Instructions for the task — Locate every line in the records below that holds the word "Pritchard" and return each one.

-=-=-

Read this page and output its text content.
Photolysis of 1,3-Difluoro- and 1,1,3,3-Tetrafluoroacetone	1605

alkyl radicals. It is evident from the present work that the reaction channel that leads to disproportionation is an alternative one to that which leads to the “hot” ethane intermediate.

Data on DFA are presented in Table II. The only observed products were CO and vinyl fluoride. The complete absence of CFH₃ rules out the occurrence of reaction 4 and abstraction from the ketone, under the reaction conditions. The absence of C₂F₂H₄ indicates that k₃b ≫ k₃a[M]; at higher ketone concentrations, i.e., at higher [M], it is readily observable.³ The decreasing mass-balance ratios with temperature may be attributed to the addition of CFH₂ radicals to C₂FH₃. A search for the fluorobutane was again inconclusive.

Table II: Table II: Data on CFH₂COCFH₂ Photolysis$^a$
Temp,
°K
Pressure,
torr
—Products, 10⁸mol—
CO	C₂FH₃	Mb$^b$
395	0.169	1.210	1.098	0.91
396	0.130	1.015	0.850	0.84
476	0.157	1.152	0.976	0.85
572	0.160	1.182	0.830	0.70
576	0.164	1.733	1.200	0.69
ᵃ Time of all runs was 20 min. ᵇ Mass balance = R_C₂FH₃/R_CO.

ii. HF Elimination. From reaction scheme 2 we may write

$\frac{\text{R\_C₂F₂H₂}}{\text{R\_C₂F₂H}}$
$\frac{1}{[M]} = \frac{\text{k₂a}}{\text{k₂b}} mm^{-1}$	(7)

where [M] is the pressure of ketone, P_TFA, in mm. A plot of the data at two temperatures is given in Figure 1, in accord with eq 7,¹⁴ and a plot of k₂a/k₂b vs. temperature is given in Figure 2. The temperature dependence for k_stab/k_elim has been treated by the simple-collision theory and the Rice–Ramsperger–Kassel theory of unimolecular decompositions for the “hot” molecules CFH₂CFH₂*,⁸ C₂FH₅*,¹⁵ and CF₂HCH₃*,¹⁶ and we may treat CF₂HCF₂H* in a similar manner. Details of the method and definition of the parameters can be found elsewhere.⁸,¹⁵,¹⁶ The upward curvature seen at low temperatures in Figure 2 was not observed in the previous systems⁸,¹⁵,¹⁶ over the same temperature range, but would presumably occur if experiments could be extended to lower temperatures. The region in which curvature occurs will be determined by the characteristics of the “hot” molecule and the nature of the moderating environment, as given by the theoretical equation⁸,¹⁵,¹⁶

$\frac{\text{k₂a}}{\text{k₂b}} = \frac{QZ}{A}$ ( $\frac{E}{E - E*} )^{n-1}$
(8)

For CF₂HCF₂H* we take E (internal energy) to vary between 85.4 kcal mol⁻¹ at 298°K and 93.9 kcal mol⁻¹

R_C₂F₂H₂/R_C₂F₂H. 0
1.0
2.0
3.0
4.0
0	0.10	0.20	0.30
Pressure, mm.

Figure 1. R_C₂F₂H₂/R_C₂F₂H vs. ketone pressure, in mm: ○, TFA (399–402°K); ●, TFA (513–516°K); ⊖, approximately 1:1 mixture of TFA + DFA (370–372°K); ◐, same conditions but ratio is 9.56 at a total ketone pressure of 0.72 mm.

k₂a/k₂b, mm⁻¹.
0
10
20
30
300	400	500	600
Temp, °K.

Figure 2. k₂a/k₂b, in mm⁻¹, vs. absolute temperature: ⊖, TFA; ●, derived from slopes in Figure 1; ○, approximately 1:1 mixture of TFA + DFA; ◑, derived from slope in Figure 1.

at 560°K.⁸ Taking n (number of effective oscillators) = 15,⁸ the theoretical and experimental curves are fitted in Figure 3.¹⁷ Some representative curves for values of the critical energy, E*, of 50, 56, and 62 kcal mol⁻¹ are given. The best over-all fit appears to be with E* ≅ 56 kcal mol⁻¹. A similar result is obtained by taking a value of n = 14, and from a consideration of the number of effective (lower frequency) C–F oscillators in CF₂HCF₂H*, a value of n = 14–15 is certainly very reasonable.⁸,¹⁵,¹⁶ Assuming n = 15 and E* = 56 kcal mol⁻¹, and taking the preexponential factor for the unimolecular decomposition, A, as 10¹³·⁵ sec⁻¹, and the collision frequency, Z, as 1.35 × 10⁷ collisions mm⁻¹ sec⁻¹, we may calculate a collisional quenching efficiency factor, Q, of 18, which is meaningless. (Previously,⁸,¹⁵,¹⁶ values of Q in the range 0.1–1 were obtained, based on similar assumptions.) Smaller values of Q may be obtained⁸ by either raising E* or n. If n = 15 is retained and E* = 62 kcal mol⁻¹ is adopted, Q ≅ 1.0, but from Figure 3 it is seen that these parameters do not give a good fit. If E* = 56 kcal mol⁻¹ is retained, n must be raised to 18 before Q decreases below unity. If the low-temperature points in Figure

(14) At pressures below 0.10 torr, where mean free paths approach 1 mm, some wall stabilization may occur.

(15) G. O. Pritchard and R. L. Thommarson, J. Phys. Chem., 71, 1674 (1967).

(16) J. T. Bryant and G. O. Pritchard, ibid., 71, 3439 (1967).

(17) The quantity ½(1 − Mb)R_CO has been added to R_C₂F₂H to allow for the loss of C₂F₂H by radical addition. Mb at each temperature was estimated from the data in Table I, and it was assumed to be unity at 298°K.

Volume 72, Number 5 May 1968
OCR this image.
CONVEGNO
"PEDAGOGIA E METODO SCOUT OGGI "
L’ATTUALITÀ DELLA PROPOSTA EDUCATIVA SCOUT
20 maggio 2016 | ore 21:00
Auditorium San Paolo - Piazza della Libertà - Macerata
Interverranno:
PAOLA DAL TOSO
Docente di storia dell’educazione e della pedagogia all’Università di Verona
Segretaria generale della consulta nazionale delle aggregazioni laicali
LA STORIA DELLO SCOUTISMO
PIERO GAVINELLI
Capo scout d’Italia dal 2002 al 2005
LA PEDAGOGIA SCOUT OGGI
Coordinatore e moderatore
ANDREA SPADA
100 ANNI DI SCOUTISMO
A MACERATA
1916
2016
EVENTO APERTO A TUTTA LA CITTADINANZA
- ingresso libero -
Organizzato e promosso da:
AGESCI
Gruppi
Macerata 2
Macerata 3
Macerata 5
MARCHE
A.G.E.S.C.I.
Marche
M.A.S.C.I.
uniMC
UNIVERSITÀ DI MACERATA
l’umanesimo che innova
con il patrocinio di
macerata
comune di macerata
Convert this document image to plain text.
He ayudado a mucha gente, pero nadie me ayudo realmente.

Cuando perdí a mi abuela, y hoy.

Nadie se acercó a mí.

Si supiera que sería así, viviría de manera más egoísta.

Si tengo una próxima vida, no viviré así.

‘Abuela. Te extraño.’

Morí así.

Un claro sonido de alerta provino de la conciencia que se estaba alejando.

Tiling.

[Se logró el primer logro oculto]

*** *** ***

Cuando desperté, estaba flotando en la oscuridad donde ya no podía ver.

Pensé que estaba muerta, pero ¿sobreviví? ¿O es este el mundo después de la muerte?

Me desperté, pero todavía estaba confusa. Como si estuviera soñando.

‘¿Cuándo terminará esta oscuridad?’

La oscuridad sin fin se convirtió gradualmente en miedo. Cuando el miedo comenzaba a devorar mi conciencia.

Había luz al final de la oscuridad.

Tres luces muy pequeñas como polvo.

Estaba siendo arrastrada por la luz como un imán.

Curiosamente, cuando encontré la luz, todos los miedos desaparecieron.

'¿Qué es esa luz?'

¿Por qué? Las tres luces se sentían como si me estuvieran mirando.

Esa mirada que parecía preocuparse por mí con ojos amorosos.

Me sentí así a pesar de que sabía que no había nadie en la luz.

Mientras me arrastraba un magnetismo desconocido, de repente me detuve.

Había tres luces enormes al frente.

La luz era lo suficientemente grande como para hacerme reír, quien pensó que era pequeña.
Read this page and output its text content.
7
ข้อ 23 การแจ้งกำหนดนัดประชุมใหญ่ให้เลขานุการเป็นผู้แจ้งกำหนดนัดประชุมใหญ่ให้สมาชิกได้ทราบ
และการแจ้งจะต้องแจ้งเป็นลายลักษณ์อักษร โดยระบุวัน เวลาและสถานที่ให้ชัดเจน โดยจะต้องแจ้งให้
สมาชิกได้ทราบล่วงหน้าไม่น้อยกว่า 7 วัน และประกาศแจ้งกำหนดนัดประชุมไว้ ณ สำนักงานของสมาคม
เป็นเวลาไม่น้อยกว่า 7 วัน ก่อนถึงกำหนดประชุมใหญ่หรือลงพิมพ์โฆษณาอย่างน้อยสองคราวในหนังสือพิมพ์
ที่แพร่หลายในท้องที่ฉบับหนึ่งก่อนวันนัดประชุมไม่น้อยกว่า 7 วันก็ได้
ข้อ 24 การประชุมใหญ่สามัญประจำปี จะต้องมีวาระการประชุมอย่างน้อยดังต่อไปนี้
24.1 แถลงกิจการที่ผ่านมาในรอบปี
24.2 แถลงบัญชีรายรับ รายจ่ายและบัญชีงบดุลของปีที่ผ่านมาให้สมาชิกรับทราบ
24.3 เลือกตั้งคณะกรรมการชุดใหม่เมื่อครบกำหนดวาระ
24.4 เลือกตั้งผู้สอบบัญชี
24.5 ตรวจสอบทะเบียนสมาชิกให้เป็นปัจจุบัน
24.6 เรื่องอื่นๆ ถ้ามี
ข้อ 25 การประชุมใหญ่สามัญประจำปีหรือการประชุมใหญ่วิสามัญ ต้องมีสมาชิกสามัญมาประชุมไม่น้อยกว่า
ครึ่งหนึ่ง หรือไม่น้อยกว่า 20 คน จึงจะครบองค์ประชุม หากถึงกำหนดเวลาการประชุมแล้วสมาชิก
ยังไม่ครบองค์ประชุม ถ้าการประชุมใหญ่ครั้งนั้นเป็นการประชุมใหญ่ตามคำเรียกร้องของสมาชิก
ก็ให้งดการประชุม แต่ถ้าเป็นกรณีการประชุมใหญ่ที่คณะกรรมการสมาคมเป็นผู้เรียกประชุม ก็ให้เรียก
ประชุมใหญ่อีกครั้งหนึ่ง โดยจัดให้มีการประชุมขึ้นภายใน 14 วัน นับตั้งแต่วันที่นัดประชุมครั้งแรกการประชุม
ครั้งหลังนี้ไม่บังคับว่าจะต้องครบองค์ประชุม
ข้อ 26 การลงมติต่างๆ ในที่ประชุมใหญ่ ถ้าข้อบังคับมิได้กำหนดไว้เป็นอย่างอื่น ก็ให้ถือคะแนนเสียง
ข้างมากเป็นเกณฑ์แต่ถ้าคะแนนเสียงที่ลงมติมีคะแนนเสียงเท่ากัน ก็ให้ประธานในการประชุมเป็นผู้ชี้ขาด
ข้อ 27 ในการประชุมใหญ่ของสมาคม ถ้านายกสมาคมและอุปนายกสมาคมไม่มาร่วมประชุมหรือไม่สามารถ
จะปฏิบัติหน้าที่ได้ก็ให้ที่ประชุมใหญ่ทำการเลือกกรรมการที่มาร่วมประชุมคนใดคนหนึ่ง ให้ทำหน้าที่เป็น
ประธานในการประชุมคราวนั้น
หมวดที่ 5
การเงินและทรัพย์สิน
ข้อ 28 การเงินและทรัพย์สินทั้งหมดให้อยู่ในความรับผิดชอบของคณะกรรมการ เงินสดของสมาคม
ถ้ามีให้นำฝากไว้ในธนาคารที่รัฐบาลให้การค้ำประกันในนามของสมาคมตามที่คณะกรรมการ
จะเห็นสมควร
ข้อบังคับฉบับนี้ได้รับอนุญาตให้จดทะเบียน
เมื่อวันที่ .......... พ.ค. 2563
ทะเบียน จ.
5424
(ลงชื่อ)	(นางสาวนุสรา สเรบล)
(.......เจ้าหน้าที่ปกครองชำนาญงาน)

-=-=-

Written response —
(15) G. O. Pritchard and R. L. Thommarson, J. Phys. Chem., 71, 1674 (1967).
(16) J. T. Bryant and G. O. Pritchard, ibid., 71, 3439 (1967).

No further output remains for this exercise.